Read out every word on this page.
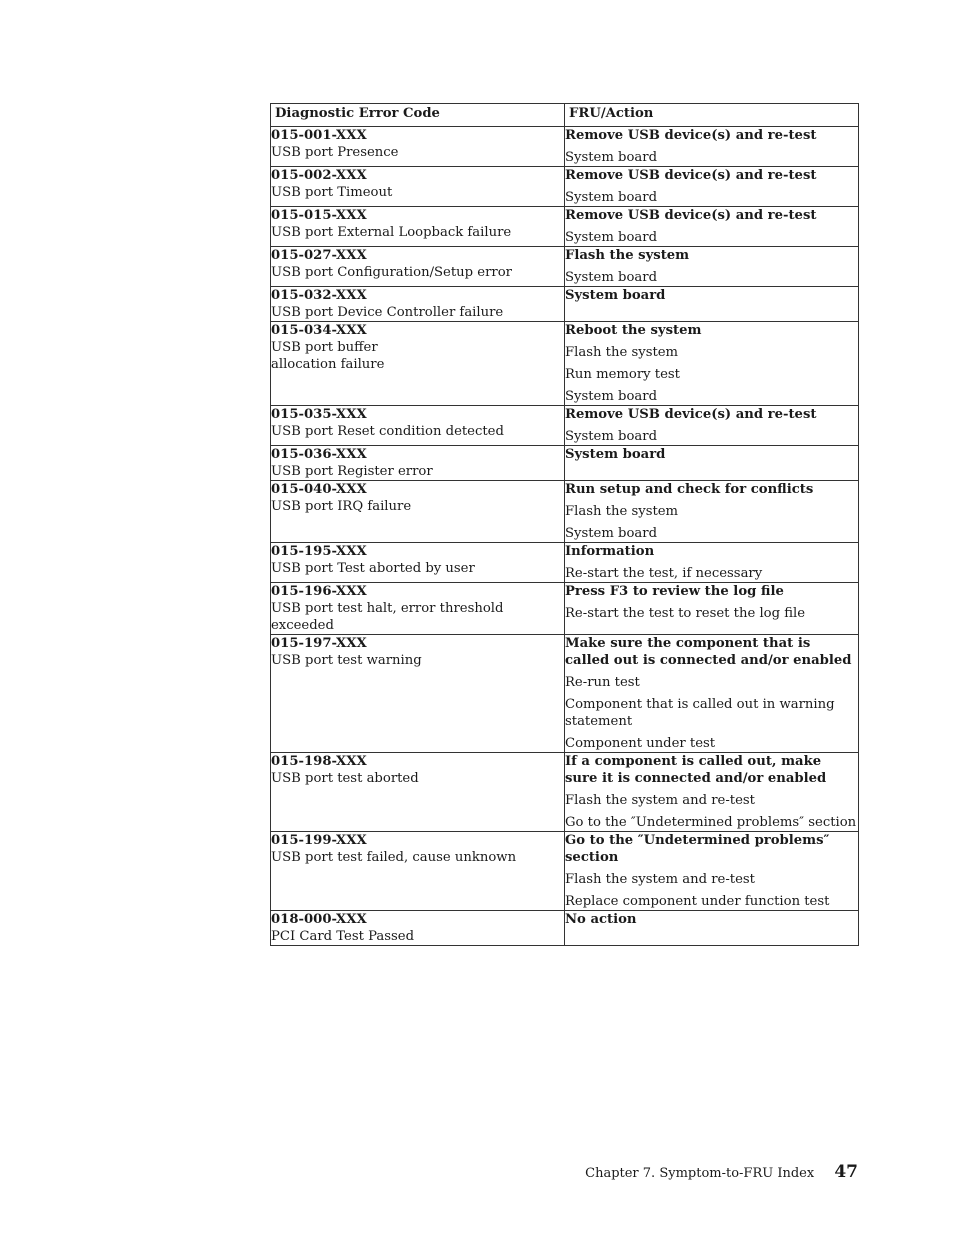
Diagnostic Error Code	FRU/Action

015-001-XXX
USB port Presence	Remove USB device(s) and re-test
System board

015-002-XXX
USB port Timeout	Remove USB device(s) and re-test
System board

015-015-XXX
USB port External Loopback failure	Remove USB device(s) and re-test
System board

015-027-XXX
USB port Configuration/Setup error	Flash the system
System board

015-032-XXX
USB port Device Controller failure	System board

015-034-XXX
USB port buffer
allocation failure	Reboot the system
Flash the system
Run memory test
System board

015-035-XXX
USB port Reset condition detected	Remove USB device(s) and re-test
System board

015-036-XXX
USB port Register error	System board

015-040-XXX
USB port IRQ failure	Run setup and check for conflicts
Flash the system
System board

015-195-XXX
USB port Test aborted by user	Information
Re-start the test, if necessary

015-196-XXX
USB port test halt, error threshold exceeded	Press F3 to review the log file
Re-start the test to reset the log file

015-197-XXX
USB port test warning	Make sure the component that is called out is connected and/or enabled
Re-run test
Component that is called out in warning statement
Component under test

015-198-XXX
USB port test aborted	If a component is called out, make sure it is connected and/or enabled
Flash the system and re-test
Go to the ″Undetermined problems″ section

015-199-XXX
USB port test failed, cause unknown	Go to the ″Undetermined problems″ section
Flash the system and re-test
Replace component under function test

018-000-XXX
PCI Card Test Passed	No action
Chapter 7. Symptom-to-FRU Index 47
------------------------------------------------------------
Generate a word-for-word copy of the preceding records, excluding all pictures.

Read out every word on this page.
Diagnostic Error Code	FRU/Action

015-001-XXX
USB port Presence	Remove USB device(s) and re-test
System board

015-002-XXX
USB port Timeout	Remove USB device(s) and re-test
System board

015-015-XXX
USB port External Loopback failure	Remove USB device(s) and re-test
System board

015-027-XXX
USB port Configuration/Setup error	Flash the system
System board

015-032-XXX
USB port Device Controller failure	System board

015-034-XXX
USB port buffer
allocation failure	Reboot the system
Flash the system
Run memory test
System board

015-035-XXX
USB port Reset condition detected	Remove USB device(s) and re-test
System board

015-036-XXX
USB port Register error	System board

015-040-XXX
USB port IRQ failure	Run setup and check for conflicts
Flash the system
System board

015-195-XXX
USB port Test aborted by user	Information
Re-start the test, if necessary

015-196-XXX
USB port test halt, error threshold exceeded	Press F3 to review the log file
Re-start the test to reset the log file

015-197-XXX
USB port test warning	Make sure the component that is called out is connected and/or enabled
Re-run test
Component that is called out in warning statement
Component under test

015-198-XXX
USB port test aborted	If a component is called out, make sure it is connected and/or enabled
Flash the system and re-test
Go to the ″Undetermined problems″ section

015-199-XXX
USB port test failed, cause unknown	Go to the ″Undetermined problems″ section
Flash the system and re-test
Replace component under function test

018-000-XXX
PCI Card Test Passed	No action
Chapter 7. Symptom-to-FRU Index 47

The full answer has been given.